### DOCUMENT PASSAGE
Anne Wiegard, President, NFM Foundation: My struggles with faculty unions constantly surprise me. However, staff are our allies and need to be included.
Q and A: Transparency is key here. The constant refusal is :there’s no money. In fact, there is plenty of money. Taxpayers have a right to demand information about uses of their funds in the higher ed system. And the information can be used to defend rights of NTT. The role of salaries is NOT the main reason for the escalating college costs.
Panel 3: Regulatory and Organizing Strategies.
Rich Moser: Senior Staff Rep, Rutgers AAUP-AFT
Coalition-building is key. It builds a community of interest based on enlightened self-interest, while acknowledging the conflicts of interest that are real and alive in the room.
The inside/outside approach—insiders mobilize to get the outsider dissent legitimated and funded.
Joe Berry, labor historian and author Reclaiming the Ivory Tower: Organizing Adjuncts for Change.
I am giving some tough love: Insiders may extend a hand of charity, but they don’t understand the needs of the disenfranchised. The disempowered must agitate and mobilize, and there is work to be done to speak with the NTT about their fears. Fear is the greatest obstacle.
The unexpressed fear is more powerful than the expressed fear, so get the fears out and on the table. And ask them—how secure are you if we do nothing??!
>Lunch< I get to chat with John Casy, Lee Bessette, and Brian Coxall! Cool!
And I get to finally meet in person Scott Jaschik, Editor of Inside Higher Ed.! He rocks.
Panel 4: Changing the Culture
Heather Wathington, Western Interstate Commission of Higher Ed and UVA Asst Prof in Higher Ed.
The needs of reform to reach and improve college experience of first gen and most vulnerable students fall on shoulders of NTT faculty, who have the fewest resources to deal with them.
While the NTT faculty are very high quality, they lack resources such as consistent email and office space, continuity of access to their students to provide a connection after the class, they are hired last minute and may not be able to create the best courses, etc.
Changing the culture will require changing the micro-practices of the NTT hiring process.
Debra Leigh Scott: Adjunct Professor and Independent Filmmaker and Artist
My job is more like a barista than a professor. We are closer to server culture than academic culture.
I wrote a play about my daughter, who is a corporate lawyer and whose first year starting salary was 5 years of my best salary combined.
We discussed this, and she ultimately said to me, “you should have done something else. You didn’t have to struggle like this.”
I said, “I trained for a decade to do this work. It was meaningful to me.”

### DATASET RECORDS

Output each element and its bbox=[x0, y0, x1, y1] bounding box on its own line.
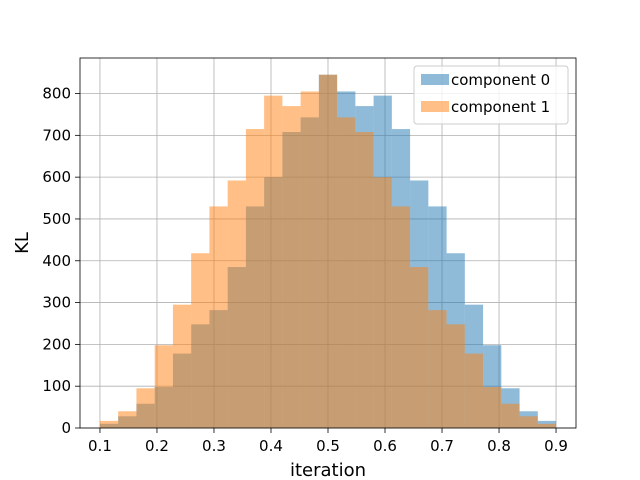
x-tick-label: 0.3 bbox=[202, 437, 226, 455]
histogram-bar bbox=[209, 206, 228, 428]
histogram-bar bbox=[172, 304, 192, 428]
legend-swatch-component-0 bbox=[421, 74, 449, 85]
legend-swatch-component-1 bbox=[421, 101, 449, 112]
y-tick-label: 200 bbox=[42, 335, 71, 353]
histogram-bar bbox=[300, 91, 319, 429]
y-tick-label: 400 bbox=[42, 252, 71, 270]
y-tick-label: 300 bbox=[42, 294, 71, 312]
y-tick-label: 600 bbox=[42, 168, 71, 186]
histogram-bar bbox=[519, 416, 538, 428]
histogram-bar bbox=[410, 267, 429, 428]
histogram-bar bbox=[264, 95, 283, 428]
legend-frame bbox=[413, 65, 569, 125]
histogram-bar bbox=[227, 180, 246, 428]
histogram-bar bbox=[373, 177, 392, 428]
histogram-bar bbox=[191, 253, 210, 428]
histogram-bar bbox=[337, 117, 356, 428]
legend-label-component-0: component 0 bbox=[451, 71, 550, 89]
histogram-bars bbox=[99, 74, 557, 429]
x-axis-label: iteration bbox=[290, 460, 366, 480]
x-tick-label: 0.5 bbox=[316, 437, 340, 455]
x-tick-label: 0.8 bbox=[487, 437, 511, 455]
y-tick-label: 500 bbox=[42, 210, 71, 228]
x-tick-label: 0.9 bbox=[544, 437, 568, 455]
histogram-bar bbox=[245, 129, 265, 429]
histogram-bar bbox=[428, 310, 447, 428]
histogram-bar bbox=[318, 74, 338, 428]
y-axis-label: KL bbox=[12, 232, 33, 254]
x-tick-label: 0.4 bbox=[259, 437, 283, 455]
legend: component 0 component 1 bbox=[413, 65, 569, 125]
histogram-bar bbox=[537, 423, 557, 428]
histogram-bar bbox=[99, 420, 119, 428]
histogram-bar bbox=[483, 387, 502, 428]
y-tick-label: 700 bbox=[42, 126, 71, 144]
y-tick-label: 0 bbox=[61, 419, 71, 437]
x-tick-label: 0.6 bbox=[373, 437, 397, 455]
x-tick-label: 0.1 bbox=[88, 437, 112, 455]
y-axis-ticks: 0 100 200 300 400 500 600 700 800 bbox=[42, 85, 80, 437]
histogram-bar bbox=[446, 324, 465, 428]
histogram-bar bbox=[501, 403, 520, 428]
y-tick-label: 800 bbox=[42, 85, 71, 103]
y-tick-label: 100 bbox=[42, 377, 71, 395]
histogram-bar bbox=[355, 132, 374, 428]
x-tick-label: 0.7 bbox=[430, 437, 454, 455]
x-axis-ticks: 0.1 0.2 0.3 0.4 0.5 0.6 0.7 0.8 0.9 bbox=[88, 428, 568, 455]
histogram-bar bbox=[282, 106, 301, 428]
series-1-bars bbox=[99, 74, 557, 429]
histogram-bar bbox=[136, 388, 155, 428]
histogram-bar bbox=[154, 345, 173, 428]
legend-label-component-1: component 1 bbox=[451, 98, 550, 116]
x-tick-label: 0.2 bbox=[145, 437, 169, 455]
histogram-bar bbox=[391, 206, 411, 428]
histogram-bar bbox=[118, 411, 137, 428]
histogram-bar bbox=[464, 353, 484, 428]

* * *

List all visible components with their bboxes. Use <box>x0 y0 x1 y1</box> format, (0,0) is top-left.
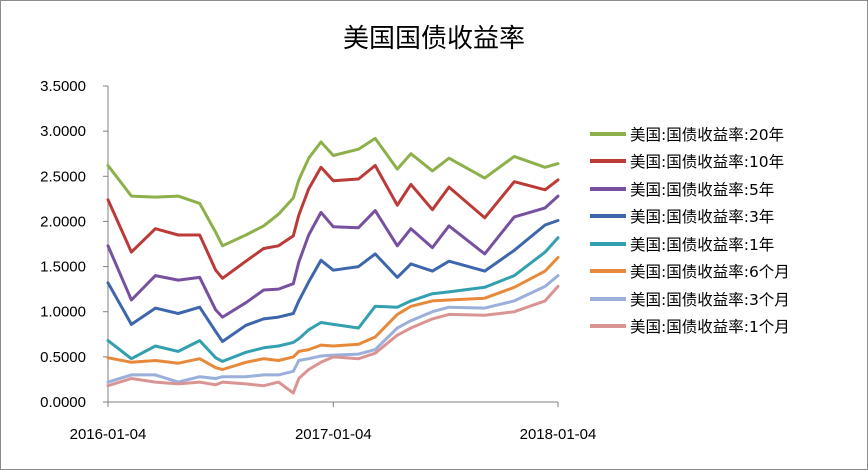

---

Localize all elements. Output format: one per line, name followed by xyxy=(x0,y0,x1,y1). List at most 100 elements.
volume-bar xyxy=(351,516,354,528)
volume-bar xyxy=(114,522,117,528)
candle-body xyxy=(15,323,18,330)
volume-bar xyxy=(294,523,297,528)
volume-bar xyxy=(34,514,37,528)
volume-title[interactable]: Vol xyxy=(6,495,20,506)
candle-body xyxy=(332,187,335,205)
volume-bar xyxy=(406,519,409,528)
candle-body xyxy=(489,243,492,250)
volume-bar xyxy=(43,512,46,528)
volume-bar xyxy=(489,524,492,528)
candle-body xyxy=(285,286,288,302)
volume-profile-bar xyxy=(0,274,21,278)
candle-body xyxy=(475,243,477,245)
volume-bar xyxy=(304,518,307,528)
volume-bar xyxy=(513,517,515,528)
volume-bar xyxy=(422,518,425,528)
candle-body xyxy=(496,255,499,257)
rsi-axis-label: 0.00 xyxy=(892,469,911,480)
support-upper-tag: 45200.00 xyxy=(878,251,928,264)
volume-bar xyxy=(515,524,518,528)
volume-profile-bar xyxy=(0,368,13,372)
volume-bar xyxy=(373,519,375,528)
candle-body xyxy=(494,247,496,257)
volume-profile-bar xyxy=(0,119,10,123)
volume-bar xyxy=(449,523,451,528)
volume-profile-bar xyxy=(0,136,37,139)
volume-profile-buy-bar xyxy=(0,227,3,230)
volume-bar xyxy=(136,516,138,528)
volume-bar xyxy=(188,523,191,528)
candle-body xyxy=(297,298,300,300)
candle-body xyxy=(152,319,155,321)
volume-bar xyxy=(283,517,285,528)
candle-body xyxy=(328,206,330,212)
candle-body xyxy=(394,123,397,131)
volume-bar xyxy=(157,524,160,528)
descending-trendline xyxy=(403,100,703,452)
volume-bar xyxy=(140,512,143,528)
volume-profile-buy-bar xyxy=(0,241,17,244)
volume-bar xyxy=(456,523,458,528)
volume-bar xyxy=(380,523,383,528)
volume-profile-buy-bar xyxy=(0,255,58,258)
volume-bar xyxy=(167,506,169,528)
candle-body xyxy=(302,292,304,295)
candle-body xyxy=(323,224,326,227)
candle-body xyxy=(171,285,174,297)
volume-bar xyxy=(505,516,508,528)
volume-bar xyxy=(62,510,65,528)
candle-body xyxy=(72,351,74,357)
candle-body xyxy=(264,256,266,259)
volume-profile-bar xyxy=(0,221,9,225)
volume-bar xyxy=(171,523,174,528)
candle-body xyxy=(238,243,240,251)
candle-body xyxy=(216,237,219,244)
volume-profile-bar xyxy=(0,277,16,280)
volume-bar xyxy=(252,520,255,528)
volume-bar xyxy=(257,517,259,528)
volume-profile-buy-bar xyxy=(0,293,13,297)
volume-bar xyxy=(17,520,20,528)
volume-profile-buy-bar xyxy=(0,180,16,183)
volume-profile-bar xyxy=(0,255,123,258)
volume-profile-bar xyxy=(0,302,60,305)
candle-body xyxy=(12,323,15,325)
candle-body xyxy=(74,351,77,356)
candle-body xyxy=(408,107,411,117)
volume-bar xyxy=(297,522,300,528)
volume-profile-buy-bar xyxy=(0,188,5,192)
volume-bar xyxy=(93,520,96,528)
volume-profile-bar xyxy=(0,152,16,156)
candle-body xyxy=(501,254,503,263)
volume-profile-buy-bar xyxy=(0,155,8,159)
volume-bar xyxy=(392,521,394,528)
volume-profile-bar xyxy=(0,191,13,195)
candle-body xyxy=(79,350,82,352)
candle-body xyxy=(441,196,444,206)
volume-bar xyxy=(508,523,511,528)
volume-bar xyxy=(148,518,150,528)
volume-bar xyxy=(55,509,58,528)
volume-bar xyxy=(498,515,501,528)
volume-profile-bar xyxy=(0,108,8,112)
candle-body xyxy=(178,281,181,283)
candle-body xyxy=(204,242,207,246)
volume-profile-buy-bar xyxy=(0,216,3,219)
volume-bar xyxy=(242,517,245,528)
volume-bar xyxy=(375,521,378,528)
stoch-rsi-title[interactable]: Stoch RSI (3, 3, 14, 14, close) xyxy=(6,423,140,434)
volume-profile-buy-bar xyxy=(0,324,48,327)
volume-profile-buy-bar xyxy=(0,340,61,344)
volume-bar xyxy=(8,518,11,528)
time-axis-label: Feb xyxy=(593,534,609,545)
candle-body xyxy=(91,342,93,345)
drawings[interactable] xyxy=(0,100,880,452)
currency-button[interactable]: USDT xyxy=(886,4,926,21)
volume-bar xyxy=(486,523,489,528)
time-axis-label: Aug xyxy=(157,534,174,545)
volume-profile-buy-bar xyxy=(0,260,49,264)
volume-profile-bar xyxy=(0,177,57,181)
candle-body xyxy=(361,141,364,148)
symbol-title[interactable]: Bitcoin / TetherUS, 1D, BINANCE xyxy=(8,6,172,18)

### GIVEN REQUEST 1
Summarize the conference notes in two sentences.
### GIVEN REQUEST 2
In the conference notes, what does Joe Berry call the greatest obstacle?
### GIVEN REQUEST 3
Repeat word for word the passage of the conference notes starting at "I am giving" and ending at "we do nothing??!".

### TASK OUTPUT 1
Speakers argued that transparency about higher education funding, coalition-building, and helping NTT faculty voice their fears are key to defending NTT rights. They also noted that NTT faculty bear much of the work of serving first-generation and vulnerable students with few resources, and that changing the culture requires changing the micro-practices of NTT hiring.

### TASK OUTPUT 2
Fear.

### TASK OUTPUT 3
I am giving some tough love: Insiders may extend a hand of charity, but they don’t understand the needs of the disenfranchised. The disempowered must agitate and mobilize, and there is work to be done to speak with the NTT about their fears. Fear is the greatest obstacle.
The unexpressed fear is more powerful than the expressed fear, so get the fears out and on the table. And ask them—how secure are you if we do nothing??!